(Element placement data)
%%

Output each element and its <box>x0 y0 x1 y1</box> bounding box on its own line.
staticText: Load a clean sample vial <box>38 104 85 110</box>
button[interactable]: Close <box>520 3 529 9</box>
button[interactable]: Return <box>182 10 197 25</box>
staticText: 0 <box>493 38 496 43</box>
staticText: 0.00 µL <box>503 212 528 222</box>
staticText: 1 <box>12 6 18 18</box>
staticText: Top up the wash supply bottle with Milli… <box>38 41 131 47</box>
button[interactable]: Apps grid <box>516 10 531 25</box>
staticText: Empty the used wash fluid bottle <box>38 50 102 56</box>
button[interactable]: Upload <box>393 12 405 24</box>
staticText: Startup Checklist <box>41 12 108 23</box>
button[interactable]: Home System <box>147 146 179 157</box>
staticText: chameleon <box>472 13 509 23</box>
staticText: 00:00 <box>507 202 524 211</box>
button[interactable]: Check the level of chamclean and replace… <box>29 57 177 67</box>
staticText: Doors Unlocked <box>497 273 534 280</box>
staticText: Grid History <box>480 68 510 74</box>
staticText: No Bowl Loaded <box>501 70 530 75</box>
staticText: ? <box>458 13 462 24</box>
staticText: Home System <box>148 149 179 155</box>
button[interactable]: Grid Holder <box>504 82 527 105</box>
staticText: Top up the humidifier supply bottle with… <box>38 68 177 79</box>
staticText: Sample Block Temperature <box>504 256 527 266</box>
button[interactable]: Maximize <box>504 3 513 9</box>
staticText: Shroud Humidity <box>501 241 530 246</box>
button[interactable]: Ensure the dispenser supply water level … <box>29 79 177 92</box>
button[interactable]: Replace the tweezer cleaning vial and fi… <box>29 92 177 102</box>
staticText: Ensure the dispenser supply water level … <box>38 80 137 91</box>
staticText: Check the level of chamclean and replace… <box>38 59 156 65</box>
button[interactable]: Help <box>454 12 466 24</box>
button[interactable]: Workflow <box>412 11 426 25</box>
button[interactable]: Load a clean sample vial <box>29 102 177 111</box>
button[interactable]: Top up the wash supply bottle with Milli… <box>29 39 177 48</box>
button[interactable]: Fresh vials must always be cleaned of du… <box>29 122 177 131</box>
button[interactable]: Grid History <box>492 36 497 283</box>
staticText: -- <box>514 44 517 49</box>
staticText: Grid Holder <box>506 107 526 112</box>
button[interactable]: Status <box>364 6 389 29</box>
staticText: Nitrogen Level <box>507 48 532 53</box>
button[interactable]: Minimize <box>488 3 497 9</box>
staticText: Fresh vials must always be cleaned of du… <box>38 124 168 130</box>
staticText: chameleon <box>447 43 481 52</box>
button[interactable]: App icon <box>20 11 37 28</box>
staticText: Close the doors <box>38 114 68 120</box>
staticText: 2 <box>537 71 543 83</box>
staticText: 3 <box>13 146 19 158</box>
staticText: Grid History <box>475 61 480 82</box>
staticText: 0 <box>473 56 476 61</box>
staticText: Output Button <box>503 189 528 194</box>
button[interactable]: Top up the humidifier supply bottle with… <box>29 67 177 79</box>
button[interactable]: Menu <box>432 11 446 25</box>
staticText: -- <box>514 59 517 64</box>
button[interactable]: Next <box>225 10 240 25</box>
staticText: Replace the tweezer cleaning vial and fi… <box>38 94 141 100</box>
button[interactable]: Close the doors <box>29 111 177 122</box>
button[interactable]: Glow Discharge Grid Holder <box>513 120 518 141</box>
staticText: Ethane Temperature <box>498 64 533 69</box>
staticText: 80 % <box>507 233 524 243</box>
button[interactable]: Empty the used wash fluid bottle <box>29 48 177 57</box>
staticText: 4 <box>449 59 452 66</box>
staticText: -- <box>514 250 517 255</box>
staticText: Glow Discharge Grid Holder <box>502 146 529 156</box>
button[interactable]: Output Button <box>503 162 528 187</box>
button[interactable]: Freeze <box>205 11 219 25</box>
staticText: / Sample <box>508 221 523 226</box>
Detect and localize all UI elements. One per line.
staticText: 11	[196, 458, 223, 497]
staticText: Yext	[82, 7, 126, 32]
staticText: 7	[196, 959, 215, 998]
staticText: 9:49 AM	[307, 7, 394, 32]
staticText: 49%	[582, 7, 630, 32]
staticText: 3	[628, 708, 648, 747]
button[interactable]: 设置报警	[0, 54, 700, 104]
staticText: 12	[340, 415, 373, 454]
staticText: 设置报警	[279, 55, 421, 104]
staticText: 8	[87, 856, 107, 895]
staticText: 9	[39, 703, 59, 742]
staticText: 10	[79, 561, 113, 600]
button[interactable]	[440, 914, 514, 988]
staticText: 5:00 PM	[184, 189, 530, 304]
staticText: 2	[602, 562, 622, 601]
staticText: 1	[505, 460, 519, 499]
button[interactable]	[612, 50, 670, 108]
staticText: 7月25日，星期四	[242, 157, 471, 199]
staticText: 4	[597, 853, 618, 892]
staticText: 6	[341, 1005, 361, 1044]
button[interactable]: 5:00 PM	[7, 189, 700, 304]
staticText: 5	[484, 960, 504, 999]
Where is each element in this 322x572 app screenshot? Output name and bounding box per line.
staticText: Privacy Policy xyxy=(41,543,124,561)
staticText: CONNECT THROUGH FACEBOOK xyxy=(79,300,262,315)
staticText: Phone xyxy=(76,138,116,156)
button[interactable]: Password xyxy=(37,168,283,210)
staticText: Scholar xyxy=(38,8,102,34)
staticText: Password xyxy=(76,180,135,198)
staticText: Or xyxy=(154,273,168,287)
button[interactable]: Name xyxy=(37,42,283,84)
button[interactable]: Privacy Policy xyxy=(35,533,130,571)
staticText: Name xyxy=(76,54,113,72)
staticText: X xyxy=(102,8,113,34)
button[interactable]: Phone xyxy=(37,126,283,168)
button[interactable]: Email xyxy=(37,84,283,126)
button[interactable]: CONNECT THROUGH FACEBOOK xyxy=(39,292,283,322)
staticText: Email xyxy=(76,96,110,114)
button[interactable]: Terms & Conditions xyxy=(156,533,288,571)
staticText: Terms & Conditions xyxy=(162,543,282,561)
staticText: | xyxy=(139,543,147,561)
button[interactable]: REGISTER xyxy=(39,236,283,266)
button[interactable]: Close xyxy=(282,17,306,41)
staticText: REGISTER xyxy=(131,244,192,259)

%%

*What to do:*
Reproduce every line above character for character, keeping their order and changing nothing.

*Written response:*
Output each element and its <box>x0 y0 x1 y1</box> bounding box on its own line.
staticText: Load a clean sample vial <box>38 104 85 110</box>
button[interactable]: Close <box>520 3 529 9</box>
button[interactable]: Return <box>182 10 197 25</box>
staticText: 0 <box>493 38 496 43</box>
staticText: 0.00 µL <box>503 212 528 222</box>
staticText: 1 <box>12 6 18 18</box>
staticText: Top up the wash supply bottle with Milli… <box>38 41 131 47</box>
button[interactable]: Apps grid <box>516 10 531 25</box>
staticText: Empty the used wash fluid bottle <box>38 50 102 56</box>
button[interactable]: Upload <box>393 12 405 24</box>
staticText: Startup Checklist <box>41 12 108 23</box>
button[interactable]: Home System <box>147 146 179 157</box>
staticText: chameleon <box>472 13 509 23</box>
staticText: 00:00 <box>507 202 524 211</box>
button[interactable]: Check the level of chamclean and replace… <box>29 57 177 67</box>
staticText: Doors Unlocked <box>497 273 534 280</box>
staticText: Grid History <box>480 68 510 74</box>
staticText: No Bowl Loaded <box>501 70 530 75</box>
staticText: ? <box>458 13 462 24</box>
staticText: Home System <box>148 149 179 155</box>
button[interactable]: Grid Holder <box>504 82 527 105</box>
staticText: Top up the humidifier supply bottle with… <box>38 68 177 79</box>
staticText: Sample Block Temperature <box>504 256 527 266</box>
button[interactable]: Maximize <box>504 3 513 9</box>
staticText: Shroud Humidity <box>501 241 530 246</box>
button[interactable]: Ensure the dispenser supply water level … <box>29 79 177 92</box>
button[interactable]: Replace the tweezer cleaning vial and fi… <box>29 92 177 102</box>
staticText: Ensure the dispenser supply water level … <box>38 80 137 91</box>
staticText: Check the level of chamclean and replace… <box>38 59 156 65</box>
button[interactable]: Help <box>454 12 466 24</box>
button[interactable]: Workflow <box>412 11 426 25</box>
button[interactable]: Load a clean sample vial <box>29 102 177 111</box>
button[interactable]: Top up the wash supply bottle with Milli… <box>29 39 177 48</box>
button[interactable]: Fresh vials must always be cleaned of du… <box>29 122 177 131</box>
button[interactable]: Grid History <box>492 36 497 283</box>
staticText: -- <box>514 44 517 49</box>
staticText: Grid Holder <box>506 107 526 112</box>
button[interactable]: Status <box>364 6 389 29</box>
staticText: Nitrogen Level <box>507 48 532 53</box>
button[interactable]: Minimize <box>488 3 497 9</box>
staticText: Fresh vials must always be cleaned of du… <box>38 124 168 130</box>
staticText: chameleon <box>447 43 481 52</box>
button[interactable]: App icon <box>20 11 37 28</box>
staticText: Close the doors <box>38 114 68 120</box>
staticText: 2 <box>537 71 543 83</box>
staticText: 3 <box>13 146 19 158</box>
staticText: Grid History <box>475 61 480 82</box>
staticText: 0 <box>473 56 476 61</box>
staticText: Output Button <box>503 189 528 194</box>
button[interactable]: Top up the humidifier supply bottle with… <box>29 67 177 79</box>
button[interactable]: Menu <box>432 11 446 25</box>
staticText: -- <box>514 59 517 64</box>
button[interactable]: Next <box>225 10 240 25</box>
staticText: Replace the tweezer cleaning vial and fi… <box>38 94 141 100</box>
button[interactable]: Close the doors <box>29 111 177 122</box>
button[interactable]: Glow Discharge Grid Holder <box>513 120 518 141</box>
staticText: Ethane Temperature <box>498 64 533 69</box>
staticText: 80 % <box>507 233 524 243</box>
button[interactable]: Empty the used wash fluid bottle <box>29 48 177 57</box>
staticText: 4 <box>449 59 452 66</box>
staticText: -- <box>514 250 517 255</box>
staticText: Glow Discharge Grid Holder <box>502 146 529 156</box>
button[interactable]: Output Button <box>503 162 528 187</box>
button[interactable]: Freeze <box>205 11 219 25</box>
staticText: / Sample <box>508 221 523 226</box>
Detect and localize all UI elements. One per line.
staticText: 11	[196, 458, 223, 497]
staticText: Yext	[82, 7, 126, 32]
staticText: 7	[196, 959, 215, 998]
staticText: 9:49 AM	[307, 7, 394, 32]
staticText: 49%	[582, 7, 630, 32]
staticText: 3	[628, 708, 648, 747]
button[interactable]: 设置报警	[0, 54, 700, 104]
staticText: 12	[340, 415, 373, 454]
staticText: 设置报警	[279, 55, 421, 104]
staticText: 8	[87, 856, 107, 895]
staticText: 9	[39, 703, 59, 742]
staticText: 10	[79, 561, 113, 600]
button[interactable]	[440, 914, 514, 988]
staticText: 5:00 PM	[184, 189, 530, 304]
staticText: 2	[602, 562, 622, 601]
staticText: 1	[505, 460, 519, 499]
button[interactable]	[612, 50, 670, 108]
staticText: 7月25日，星期四	[242, 157, 471, 199]
staticText: 4	[597, 853, 618, 892]
staticText: 6	[341, 1005, 361, 1044]
button[interactable]: 5:00 PM	[7, 189, 700, 304]
staticText: 5	[484, 960, 504, 999]
Where is each element in this 322x572 app screenshot? Output name and bounding box per line.
staticText: Privacy Policy xyxy=(41,543,124,561)
staticText: CONNECT THROUGH FACEBOOK xyxy=(79,300,262,315)
staticText: Phone xyxy=(76,138,116,156)
button[interactable]: Password xyxy=(37,168,283,210)
staticText: Scholar xyxy=(38,8,102,34)
staticText: Password xyxy=(76,180,135,198)
staticText: Or xyxy=(154,273,168,287)
button[interactable]: Name xyxy=(37,42,283,84)
button[interactable]: Privacy Policy xyxy=(35,533,130,571)
staticText: Name xyxy=(76,54,113,72)
staticText: X xyxy=(102,8,113,34)
button[interactable]: Phone xyxy=(37,126,283,168)
button[interactable]: Email xyxy=(37,84,283,126)
button[interactable]: CONNECT THROUGH FACEBOOK xyxy=(39,292,283,322)
staticText: Email xyxy=(76,96,110,114)
button[interactable]: Terms & Conditions xyxy=(156,533,288,571)
staticText: Terms & Conditions xyxy=(162,543,282,561)
staticText: | xyxy=(139,543,147,561)
button[interactable]: REGISTER xyxy=(39,236,283,266)
button[interactable]: Close xyxy=(282,17,306,41)
staticText: REGISTER xyxy=(131,244,192,259)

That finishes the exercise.